- **PROBLEM REQUIREMENTS**
Copy all lines holding the word "Answer" from the entries.

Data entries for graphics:
* * * * *

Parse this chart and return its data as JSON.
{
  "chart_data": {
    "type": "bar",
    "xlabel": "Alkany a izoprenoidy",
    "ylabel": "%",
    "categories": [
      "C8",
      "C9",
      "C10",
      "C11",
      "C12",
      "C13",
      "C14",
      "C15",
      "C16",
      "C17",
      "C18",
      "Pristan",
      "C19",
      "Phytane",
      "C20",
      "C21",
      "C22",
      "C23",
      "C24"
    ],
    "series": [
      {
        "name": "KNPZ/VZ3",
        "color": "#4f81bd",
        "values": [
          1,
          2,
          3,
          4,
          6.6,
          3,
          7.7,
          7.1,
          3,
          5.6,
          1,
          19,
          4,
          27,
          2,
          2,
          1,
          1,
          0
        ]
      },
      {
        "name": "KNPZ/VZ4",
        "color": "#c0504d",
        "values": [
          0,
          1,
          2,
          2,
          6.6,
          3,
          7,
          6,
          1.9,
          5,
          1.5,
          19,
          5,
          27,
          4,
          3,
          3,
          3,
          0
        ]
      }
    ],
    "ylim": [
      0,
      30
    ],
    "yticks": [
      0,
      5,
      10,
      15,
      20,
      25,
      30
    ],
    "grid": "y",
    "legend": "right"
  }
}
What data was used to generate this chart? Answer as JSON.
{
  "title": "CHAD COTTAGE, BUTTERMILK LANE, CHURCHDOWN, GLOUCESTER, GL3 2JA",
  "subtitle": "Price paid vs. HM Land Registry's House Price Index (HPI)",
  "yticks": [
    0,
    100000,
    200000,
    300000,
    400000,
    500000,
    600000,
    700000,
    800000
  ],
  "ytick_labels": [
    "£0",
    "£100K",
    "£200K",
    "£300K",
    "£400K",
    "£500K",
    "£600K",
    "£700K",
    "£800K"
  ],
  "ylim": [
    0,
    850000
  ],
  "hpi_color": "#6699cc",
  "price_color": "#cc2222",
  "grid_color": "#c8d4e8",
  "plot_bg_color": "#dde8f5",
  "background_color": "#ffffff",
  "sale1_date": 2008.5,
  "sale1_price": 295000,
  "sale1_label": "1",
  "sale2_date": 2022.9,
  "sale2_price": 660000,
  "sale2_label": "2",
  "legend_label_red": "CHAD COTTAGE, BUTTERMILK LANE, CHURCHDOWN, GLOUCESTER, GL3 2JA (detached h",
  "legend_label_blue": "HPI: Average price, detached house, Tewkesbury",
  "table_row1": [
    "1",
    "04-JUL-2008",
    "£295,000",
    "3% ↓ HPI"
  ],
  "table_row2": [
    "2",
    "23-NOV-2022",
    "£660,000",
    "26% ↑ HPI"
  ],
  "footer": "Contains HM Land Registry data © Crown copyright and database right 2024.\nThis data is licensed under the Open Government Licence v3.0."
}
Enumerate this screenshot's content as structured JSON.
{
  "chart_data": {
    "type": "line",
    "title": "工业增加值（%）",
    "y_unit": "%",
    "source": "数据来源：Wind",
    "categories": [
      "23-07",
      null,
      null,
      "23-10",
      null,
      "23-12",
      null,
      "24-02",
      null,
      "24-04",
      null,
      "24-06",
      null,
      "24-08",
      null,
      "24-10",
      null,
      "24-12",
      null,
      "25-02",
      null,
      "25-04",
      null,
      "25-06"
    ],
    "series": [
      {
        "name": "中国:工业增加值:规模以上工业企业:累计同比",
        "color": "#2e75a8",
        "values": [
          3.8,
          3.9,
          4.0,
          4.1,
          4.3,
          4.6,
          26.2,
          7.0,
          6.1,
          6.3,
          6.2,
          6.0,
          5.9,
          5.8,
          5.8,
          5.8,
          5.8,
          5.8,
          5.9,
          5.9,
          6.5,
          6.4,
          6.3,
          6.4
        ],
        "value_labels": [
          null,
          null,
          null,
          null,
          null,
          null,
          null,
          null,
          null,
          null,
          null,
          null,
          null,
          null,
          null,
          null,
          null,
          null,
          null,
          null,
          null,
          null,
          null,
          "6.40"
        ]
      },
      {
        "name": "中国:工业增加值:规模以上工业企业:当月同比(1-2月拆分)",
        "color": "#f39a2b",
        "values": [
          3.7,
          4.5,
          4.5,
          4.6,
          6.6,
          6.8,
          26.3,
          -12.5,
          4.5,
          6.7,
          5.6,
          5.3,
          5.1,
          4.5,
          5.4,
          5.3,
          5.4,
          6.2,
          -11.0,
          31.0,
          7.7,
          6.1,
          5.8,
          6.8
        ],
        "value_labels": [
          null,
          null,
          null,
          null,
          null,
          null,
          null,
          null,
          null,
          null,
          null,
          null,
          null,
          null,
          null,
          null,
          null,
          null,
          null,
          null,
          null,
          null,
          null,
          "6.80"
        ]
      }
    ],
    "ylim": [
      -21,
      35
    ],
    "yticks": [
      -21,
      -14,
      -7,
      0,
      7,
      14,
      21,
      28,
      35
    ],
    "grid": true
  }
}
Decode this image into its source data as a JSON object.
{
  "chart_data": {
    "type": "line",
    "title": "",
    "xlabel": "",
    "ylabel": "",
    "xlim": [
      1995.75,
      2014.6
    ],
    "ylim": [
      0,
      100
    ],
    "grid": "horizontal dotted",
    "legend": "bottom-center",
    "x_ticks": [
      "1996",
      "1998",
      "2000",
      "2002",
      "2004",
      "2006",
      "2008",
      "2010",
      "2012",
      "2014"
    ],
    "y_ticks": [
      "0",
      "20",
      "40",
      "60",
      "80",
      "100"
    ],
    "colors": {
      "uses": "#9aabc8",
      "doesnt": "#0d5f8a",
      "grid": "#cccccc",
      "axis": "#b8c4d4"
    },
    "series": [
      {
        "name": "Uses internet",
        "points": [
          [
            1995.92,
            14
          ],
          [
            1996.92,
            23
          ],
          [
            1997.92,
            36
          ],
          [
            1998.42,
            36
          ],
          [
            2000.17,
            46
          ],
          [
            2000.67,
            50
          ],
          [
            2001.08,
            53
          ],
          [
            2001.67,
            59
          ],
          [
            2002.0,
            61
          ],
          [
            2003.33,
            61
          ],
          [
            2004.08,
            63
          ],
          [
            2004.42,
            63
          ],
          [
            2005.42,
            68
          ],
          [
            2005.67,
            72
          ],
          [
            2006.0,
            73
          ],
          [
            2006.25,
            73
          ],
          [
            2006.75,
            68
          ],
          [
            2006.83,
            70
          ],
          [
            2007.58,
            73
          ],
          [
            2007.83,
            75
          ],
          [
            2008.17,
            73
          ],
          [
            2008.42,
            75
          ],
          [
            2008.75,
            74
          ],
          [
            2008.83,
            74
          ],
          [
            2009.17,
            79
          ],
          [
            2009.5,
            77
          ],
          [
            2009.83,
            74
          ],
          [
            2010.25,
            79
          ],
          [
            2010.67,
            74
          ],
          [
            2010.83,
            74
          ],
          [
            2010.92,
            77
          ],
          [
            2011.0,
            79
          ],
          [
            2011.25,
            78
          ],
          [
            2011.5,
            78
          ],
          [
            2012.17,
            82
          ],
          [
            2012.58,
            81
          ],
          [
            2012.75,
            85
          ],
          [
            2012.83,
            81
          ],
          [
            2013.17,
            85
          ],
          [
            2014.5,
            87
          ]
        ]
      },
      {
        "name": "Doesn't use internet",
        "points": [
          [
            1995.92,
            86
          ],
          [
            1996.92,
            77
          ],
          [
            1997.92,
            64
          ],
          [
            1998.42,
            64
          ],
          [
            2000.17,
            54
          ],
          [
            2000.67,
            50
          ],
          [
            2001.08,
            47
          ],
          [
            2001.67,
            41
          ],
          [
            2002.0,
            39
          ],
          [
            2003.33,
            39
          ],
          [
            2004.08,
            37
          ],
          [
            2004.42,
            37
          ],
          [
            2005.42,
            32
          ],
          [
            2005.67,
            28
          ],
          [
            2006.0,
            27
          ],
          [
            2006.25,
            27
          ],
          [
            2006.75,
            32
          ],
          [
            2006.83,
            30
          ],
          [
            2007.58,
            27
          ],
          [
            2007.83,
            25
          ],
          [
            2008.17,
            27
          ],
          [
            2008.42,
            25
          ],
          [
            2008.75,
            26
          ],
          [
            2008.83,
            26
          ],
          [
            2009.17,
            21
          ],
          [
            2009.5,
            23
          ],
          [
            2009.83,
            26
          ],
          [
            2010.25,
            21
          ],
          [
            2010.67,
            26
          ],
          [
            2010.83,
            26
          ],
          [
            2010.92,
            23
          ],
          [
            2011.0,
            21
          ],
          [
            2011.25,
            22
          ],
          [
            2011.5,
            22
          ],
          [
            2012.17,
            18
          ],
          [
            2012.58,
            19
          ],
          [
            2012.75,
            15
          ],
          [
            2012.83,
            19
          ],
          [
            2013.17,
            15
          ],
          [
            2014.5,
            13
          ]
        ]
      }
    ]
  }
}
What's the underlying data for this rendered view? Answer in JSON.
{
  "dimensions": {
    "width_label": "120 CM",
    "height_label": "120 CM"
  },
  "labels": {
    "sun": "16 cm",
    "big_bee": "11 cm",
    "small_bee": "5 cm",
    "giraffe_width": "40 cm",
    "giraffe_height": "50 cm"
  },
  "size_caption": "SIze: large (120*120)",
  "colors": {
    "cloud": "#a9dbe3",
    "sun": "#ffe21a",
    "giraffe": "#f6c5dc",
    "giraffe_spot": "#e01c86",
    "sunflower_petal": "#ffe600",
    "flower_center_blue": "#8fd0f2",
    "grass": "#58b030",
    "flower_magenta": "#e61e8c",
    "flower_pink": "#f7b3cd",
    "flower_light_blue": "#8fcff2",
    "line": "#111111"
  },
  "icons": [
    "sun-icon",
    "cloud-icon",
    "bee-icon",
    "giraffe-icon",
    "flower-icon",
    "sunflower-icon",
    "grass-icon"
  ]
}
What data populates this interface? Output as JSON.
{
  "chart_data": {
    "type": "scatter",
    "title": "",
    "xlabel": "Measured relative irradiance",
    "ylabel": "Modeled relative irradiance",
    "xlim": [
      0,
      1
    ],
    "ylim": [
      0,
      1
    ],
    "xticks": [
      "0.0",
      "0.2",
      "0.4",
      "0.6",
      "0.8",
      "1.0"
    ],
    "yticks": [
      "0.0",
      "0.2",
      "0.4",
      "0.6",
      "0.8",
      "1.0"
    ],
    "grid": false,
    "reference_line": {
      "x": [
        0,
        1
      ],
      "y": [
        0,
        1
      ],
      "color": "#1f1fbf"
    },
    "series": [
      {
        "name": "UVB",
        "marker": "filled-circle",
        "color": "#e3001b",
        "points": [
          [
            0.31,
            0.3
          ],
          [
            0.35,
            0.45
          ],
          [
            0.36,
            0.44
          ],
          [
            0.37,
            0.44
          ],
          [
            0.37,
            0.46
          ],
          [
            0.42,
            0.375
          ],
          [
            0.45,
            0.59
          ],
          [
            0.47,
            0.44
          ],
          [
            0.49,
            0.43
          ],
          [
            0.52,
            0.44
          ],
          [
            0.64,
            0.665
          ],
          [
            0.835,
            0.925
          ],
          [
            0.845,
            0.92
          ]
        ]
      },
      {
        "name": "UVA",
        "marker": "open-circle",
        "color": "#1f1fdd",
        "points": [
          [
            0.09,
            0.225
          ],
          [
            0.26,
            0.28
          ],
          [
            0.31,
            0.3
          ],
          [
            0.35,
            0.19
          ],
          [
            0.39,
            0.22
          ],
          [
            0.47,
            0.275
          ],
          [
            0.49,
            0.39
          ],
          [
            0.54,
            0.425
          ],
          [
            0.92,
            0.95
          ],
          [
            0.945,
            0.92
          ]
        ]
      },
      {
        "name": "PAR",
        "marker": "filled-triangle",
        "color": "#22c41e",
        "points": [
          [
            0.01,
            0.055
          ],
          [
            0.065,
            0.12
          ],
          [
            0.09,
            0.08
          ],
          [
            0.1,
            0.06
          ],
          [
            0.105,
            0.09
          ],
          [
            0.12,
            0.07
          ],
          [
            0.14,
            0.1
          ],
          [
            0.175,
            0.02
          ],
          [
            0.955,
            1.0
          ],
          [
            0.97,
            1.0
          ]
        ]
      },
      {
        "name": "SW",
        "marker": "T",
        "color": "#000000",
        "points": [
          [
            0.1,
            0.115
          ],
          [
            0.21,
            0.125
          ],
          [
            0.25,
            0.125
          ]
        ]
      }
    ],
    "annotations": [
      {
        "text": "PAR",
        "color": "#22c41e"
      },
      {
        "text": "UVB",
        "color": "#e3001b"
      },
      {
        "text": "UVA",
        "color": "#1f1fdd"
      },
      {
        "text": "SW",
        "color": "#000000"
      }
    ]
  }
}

* * * * *

- **SOLVED PROBLEM**
What data was used to generate this chart? Answer as JSON.
What's the underlying data for this rendered view? Answer in JSON.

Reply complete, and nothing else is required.